Given records
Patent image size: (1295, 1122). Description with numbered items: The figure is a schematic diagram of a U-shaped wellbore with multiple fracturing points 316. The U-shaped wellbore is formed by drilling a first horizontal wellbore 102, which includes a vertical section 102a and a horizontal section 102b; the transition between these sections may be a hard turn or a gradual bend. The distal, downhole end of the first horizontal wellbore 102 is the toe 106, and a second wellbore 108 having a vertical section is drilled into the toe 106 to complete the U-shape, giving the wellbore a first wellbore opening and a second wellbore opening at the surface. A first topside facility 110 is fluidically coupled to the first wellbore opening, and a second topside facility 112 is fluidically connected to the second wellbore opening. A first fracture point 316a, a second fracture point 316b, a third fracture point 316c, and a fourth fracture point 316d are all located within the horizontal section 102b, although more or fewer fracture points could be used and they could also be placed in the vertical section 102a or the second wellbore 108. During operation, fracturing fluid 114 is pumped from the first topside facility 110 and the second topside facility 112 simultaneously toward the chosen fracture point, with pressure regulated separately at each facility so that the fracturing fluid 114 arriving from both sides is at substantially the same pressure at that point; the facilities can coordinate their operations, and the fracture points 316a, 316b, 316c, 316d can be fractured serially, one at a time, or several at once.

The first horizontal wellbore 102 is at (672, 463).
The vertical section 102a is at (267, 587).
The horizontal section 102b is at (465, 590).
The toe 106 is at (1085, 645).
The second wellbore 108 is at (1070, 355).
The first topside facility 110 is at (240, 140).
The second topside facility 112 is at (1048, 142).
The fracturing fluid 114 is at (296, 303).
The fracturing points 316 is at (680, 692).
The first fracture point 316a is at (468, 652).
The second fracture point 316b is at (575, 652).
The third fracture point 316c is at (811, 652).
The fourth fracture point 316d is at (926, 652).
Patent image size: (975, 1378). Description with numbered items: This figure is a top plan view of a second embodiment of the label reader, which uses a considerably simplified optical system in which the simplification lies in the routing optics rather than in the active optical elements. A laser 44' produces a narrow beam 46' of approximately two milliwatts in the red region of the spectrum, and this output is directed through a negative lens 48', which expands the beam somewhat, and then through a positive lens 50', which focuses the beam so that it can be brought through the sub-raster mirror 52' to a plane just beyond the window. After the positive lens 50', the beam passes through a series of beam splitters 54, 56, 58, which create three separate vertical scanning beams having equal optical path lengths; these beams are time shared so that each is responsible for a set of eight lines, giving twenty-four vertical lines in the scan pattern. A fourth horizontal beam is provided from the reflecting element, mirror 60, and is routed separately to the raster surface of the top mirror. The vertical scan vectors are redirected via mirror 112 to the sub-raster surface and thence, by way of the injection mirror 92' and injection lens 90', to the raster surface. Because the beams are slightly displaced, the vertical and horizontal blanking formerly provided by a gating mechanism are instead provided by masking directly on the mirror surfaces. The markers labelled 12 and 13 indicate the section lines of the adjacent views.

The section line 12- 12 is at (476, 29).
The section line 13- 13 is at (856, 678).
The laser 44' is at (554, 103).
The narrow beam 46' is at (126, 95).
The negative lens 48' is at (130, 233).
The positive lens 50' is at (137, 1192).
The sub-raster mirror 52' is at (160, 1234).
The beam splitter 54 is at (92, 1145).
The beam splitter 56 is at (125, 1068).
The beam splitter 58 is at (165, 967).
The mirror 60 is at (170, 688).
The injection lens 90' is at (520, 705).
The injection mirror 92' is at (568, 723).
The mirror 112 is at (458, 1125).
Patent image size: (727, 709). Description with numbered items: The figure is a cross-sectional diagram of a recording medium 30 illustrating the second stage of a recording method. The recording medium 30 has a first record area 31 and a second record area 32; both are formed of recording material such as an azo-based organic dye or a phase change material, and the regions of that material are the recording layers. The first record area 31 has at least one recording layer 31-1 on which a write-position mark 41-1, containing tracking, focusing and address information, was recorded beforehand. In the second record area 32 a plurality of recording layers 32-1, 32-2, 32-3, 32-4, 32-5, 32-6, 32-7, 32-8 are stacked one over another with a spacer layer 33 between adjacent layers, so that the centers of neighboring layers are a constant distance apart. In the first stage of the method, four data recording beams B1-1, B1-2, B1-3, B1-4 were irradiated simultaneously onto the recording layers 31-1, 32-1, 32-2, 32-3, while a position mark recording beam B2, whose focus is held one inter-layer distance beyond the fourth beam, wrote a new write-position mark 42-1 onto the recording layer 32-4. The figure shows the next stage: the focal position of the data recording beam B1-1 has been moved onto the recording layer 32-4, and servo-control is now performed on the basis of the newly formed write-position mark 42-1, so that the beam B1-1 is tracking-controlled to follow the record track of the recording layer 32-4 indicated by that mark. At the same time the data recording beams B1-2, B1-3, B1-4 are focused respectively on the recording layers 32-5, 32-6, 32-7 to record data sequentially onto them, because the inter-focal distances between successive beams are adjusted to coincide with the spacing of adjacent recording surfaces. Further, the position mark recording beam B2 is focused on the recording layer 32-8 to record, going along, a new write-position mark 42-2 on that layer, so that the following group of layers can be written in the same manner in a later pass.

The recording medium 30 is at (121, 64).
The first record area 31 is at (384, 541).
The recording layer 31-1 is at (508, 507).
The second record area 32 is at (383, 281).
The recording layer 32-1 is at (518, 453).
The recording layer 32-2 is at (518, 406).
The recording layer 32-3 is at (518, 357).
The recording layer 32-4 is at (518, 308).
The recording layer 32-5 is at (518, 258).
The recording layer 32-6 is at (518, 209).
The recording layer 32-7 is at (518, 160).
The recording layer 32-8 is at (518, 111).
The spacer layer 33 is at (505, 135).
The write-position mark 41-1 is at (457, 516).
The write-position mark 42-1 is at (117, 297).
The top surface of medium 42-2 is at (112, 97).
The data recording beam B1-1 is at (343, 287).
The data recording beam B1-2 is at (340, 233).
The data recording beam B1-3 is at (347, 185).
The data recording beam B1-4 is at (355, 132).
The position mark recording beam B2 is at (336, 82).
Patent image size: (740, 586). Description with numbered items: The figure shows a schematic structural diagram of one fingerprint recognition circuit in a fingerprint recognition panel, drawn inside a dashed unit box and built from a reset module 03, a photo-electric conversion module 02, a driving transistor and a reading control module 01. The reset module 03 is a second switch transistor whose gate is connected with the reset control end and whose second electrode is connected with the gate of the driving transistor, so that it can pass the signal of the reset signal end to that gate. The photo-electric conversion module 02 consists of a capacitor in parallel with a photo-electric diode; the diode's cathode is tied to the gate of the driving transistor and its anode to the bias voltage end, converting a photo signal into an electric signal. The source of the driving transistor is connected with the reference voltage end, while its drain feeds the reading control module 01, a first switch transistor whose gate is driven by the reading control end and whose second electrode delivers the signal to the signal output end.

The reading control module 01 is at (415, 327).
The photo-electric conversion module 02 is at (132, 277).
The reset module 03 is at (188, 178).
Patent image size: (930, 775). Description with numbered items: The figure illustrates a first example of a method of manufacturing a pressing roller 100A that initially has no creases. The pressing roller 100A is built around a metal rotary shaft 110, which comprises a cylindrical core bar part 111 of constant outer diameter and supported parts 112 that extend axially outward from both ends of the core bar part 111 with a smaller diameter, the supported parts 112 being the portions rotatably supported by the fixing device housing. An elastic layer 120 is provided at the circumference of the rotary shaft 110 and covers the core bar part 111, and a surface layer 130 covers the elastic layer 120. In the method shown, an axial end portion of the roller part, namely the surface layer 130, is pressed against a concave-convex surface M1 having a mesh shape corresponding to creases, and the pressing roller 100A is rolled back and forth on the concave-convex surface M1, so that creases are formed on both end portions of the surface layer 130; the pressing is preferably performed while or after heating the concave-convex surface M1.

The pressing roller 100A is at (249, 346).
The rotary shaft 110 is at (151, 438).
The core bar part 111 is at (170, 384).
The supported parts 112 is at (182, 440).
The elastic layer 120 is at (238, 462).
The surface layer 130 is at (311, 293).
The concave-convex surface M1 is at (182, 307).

What to do
Convert the lines of the records above, from the line containing "Patent image size: (740, 586)." through the line containing "The reading control module 01 is", inclusive, into a JSON list of strings with one string per line and no blank lines.

Solution to this exercise
[
  "Patent image size: (740, 586). Description with numbered items: The figure shows a schematic structural diagram of one fingerprint recognition circuit in a fingerprint recognition panel, drawn inside a dashed unit box and built from a reset module 03, a photo-electric conversion module 02, a driving transistor and a reading control module 01. The reset module 03 is a second switch transistor whose gate is connected with the reset control end and whose second electrode is connected with the gate of the driving transistor, so that it can pass the signal of the reset signal end to that gate. The photo-electric conversion module 02 consists of a capacitor in parallel with a photo-electric diode; the diode's cathode is tied to the gate of the driving transistor and its anode to the bias voltage end, converting a photo signal into an electric signal. The source of the driving transistor is connected with the reference voltage end, while its drain feeds the reading control module 01, a first switch transistor whose gate is driven by the reading control end and whose second electrode delivers the signal to the signal output end.",
  "The reading control module 01 is at (415, 327)."
]